(Stored dataset items)
* * * * * * * * *
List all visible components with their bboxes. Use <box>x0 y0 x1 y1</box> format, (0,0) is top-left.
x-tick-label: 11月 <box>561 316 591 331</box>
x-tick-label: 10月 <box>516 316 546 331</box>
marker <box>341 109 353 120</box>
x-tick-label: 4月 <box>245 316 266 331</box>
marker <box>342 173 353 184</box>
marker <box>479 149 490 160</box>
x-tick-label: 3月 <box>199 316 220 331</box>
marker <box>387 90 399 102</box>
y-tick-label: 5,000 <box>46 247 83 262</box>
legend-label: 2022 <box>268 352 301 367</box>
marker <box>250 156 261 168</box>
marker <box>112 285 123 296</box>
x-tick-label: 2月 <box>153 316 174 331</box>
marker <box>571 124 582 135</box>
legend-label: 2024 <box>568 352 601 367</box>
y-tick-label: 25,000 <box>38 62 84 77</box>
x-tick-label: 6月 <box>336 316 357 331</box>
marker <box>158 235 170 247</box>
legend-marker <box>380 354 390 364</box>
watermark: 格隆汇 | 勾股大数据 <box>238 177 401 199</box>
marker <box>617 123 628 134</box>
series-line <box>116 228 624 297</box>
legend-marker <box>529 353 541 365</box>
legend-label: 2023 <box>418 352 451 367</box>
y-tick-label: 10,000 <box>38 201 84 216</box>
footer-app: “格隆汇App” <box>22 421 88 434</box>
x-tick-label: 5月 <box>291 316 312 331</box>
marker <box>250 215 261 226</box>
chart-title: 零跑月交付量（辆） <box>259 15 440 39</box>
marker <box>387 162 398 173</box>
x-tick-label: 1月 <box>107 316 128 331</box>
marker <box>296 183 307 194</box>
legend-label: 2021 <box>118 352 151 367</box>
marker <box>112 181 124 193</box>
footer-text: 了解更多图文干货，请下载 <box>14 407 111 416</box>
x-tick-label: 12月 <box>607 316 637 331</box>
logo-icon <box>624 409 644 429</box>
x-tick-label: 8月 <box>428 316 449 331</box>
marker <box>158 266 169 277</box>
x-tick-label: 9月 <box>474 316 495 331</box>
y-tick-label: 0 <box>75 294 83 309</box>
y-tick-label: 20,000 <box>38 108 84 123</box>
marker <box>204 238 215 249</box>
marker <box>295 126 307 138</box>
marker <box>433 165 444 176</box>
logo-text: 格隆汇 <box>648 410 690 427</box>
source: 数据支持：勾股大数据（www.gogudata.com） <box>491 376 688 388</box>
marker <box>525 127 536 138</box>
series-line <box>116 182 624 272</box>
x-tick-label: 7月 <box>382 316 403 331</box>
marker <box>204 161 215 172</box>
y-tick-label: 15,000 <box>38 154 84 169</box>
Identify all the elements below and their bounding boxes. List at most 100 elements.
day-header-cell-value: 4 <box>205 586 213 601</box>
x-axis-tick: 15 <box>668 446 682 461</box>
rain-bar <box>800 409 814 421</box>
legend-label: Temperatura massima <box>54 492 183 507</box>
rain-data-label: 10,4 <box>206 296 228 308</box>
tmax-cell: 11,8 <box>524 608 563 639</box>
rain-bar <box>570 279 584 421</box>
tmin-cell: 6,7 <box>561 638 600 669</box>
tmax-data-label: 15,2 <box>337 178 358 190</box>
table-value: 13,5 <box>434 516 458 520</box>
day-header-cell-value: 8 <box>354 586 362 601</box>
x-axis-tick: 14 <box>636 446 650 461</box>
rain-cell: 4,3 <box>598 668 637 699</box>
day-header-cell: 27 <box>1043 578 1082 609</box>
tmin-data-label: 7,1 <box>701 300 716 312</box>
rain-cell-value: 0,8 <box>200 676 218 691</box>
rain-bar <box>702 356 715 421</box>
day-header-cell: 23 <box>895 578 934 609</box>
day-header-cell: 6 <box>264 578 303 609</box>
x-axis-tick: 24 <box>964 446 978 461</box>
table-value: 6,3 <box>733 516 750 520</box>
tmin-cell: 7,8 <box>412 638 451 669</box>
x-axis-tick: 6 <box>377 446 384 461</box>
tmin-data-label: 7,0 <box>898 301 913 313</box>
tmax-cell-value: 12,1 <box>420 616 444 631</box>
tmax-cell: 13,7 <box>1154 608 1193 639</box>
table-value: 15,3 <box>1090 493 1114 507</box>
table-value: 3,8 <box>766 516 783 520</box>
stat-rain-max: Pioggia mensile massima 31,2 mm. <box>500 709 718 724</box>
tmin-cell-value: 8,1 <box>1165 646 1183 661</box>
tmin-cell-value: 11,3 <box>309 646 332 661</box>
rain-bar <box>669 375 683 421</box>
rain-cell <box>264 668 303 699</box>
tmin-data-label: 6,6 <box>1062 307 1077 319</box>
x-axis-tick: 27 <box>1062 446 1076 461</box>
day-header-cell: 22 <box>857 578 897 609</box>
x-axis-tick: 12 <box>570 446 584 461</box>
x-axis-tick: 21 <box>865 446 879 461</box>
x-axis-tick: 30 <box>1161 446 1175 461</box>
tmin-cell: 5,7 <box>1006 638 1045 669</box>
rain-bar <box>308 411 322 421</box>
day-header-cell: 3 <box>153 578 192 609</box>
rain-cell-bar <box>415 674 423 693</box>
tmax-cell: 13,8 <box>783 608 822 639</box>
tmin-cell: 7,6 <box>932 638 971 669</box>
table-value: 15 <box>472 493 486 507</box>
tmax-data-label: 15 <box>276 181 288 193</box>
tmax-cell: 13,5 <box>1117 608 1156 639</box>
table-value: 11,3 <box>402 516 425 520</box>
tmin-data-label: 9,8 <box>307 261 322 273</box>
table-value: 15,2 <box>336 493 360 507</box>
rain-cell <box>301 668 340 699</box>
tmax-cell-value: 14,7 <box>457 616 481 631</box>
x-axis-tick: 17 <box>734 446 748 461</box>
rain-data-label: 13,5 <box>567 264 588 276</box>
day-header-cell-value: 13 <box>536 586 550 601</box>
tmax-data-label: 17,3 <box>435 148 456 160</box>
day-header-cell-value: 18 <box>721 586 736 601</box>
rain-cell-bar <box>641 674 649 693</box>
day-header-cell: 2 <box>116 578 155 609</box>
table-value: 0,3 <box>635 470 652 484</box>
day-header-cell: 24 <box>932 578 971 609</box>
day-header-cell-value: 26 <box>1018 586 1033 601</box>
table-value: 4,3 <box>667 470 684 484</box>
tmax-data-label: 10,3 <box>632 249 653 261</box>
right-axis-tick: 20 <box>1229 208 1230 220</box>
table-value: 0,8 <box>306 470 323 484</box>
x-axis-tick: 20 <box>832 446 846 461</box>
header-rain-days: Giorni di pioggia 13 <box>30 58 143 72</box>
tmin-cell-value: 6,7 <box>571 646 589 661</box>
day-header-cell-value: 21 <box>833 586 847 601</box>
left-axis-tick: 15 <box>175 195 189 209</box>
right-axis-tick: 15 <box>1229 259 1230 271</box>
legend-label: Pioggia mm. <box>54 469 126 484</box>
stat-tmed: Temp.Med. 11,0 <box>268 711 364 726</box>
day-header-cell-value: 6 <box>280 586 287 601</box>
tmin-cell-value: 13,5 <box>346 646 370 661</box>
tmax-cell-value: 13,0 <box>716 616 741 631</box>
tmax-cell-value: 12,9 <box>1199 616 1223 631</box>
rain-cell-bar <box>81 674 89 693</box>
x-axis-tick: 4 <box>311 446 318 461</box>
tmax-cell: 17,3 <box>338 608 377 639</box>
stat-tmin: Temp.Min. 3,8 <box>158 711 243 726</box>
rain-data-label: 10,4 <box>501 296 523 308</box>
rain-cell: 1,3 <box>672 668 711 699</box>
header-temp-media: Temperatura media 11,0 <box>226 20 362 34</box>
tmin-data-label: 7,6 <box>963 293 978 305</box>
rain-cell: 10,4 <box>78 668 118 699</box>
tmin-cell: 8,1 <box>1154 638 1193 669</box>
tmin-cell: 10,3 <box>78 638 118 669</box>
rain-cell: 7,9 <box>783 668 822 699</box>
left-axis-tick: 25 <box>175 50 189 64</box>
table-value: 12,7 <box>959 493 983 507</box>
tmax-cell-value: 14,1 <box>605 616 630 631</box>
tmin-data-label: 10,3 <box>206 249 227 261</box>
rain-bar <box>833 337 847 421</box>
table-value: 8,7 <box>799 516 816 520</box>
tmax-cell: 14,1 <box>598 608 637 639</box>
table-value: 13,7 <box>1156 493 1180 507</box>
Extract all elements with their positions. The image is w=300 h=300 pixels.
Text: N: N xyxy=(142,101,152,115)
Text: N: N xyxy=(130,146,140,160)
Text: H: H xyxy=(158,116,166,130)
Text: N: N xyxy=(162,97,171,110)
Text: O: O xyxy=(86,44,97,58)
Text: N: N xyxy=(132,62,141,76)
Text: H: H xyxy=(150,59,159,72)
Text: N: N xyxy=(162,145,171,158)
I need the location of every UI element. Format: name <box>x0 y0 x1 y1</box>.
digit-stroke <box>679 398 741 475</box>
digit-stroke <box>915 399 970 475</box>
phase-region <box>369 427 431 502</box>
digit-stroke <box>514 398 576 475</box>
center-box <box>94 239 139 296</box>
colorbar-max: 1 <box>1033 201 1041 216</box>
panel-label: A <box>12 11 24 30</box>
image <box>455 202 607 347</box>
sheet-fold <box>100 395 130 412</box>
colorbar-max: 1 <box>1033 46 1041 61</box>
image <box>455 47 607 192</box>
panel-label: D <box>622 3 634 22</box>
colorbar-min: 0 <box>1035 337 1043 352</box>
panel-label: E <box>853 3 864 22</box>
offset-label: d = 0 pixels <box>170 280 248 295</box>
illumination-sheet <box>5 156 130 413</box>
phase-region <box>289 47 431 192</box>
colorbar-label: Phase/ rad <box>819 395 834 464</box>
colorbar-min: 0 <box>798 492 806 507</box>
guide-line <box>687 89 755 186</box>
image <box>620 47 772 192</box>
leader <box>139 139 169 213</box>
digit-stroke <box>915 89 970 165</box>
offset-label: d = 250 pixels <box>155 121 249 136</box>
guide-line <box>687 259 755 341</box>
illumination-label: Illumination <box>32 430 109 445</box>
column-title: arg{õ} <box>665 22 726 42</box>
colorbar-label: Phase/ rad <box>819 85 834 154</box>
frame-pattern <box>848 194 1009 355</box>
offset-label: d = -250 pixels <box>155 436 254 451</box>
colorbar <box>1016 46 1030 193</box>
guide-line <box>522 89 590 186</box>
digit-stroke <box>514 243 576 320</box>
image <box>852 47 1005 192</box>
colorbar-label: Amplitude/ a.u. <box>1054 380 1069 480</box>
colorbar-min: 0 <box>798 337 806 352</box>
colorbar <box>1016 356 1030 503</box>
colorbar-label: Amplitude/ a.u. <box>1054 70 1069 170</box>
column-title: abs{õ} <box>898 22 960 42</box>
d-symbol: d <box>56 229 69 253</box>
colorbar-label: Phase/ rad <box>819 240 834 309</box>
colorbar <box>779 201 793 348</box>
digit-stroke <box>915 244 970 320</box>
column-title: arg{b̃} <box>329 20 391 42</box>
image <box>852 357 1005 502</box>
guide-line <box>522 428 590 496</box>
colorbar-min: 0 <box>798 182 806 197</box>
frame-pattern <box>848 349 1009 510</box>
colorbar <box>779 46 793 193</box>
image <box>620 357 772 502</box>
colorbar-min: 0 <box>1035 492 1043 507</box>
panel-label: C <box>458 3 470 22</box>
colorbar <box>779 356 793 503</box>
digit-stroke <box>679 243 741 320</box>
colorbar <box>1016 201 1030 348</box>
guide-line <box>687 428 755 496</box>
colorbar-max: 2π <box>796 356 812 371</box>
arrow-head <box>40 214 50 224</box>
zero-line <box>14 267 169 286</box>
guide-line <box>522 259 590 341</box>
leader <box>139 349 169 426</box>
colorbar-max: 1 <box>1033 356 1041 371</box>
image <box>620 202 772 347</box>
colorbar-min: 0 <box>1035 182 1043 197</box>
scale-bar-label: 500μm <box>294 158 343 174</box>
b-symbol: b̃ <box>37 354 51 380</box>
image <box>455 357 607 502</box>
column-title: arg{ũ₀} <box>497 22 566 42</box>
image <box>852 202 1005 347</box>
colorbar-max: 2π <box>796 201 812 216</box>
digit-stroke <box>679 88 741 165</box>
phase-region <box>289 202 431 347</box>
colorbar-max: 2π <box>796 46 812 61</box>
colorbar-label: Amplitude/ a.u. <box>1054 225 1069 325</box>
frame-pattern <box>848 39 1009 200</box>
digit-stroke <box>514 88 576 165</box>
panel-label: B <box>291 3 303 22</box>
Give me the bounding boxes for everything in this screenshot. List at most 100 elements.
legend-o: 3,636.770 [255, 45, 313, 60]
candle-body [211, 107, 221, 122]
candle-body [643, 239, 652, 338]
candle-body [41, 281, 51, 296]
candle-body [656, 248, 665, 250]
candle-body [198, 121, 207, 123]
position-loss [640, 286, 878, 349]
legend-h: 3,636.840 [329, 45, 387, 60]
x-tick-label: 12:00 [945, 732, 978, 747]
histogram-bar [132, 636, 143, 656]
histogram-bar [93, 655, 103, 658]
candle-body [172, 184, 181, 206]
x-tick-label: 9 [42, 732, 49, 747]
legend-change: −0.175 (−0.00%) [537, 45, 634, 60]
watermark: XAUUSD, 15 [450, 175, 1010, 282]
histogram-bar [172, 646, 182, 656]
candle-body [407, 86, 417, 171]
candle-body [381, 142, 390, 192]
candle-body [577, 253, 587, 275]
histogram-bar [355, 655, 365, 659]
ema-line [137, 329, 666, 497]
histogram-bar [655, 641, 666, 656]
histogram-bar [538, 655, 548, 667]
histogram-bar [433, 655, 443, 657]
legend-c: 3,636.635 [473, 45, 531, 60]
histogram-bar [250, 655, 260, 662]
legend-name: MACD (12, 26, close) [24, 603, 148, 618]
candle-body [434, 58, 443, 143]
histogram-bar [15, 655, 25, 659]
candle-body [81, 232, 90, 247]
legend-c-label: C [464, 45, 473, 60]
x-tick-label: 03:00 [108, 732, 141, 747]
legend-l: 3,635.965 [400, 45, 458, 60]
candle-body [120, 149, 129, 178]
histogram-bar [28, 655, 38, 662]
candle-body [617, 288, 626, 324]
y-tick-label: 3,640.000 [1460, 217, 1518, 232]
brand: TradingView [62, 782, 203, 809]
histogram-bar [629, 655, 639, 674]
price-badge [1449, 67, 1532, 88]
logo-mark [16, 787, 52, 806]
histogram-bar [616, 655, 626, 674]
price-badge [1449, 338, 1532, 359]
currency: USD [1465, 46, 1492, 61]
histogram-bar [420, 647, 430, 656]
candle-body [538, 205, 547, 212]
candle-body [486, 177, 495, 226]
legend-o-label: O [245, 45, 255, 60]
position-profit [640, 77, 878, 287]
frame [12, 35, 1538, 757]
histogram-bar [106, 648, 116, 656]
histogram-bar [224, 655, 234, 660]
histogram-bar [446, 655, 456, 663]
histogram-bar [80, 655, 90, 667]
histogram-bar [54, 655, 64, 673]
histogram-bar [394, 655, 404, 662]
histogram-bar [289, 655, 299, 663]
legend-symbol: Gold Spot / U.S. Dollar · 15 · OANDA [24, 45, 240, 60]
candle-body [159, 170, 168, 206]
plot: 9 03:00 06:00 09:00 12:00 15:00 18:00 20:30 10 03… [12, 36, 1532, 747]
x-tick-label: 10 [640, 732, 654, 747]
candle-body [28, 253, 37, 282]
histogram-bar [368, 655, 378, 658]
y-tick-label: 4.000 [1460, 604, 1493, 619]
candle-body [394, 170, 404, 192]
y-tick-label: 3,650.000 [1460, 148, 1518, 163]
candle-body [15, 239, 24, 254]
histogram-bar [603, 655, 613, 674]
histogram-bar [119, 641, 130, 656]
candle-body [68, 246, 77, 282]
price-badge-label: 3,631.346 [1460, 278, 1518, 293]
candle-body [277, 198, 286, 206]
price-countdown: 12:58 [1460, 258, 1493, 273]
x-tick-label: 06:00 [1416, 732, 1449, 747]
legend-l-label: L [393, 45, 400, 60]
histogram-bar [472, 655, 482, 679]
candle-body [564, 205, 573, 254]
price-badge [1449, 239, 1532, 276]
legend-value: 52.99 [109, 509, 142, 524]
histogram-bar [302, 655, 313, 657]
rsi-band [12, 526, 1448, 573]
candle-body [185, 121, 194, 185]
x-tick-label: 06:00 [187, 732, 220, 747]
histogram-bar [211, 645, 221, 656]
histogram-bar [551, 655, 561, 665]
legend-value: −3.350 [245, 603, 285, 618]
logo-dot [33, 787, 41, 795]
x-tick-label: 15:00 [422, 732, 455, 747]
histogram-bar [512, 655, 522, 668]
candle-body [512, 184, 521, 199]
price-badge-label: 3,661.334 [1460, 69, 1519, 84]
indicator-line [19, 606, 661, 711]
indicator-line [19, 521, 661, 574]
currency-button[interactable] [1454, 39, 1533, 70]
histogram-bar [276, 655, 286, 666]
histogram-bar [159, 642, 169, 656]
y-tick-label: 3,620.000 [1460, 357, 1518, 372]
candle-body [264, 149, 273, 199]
* * * * * * * * *
▶ **The request**:
Reproduce the entries verbatim, starting at the first line of the entries and ending with the line that contains "legend-marker <box>380 354 390 364</box>", with both of those lines included.

▶ **Complete answer**:
List all visible components with their bboxes. Use <box>x0 y0 x1 y1</box> format, (0,0) is top-left.
x-tick-label: 11月 <box>561 316 591 331</box>
x-tick-label: 10月 <box>516 316 546 331</box>
marker <box>341 109 353 120</box>
x-tick-label: 4月 <box>245 316 266 331</box>
marker <box>342 173 353 184</box>
marker <box>479 149 490 160</box>
x-tick-label: 3月 <box>199 316 220 331</box>
marker <box>387 90 399 102</box>
y-tick-label: 5,000 <box>46 247 83 262</box>
legend-label: 2022 <box>268 352 301 367</box>
marker <box>250 156 261 168</box>
marker <box>112 285 123 296</box>
x-tick-label: 2月 <box>153 316 174 331</box>
marker <box>571 124 582 135</box>
legend-label: 2024 <box>568 352 601 367</box>
y-tick-label: 25,000 <box>38 62 84 77</box>
x-tick-label: 6月 <box>336 316 357 331</box>
marker <box>158 235 170 247</box>
legend-marker <box>380 354 390 364</box>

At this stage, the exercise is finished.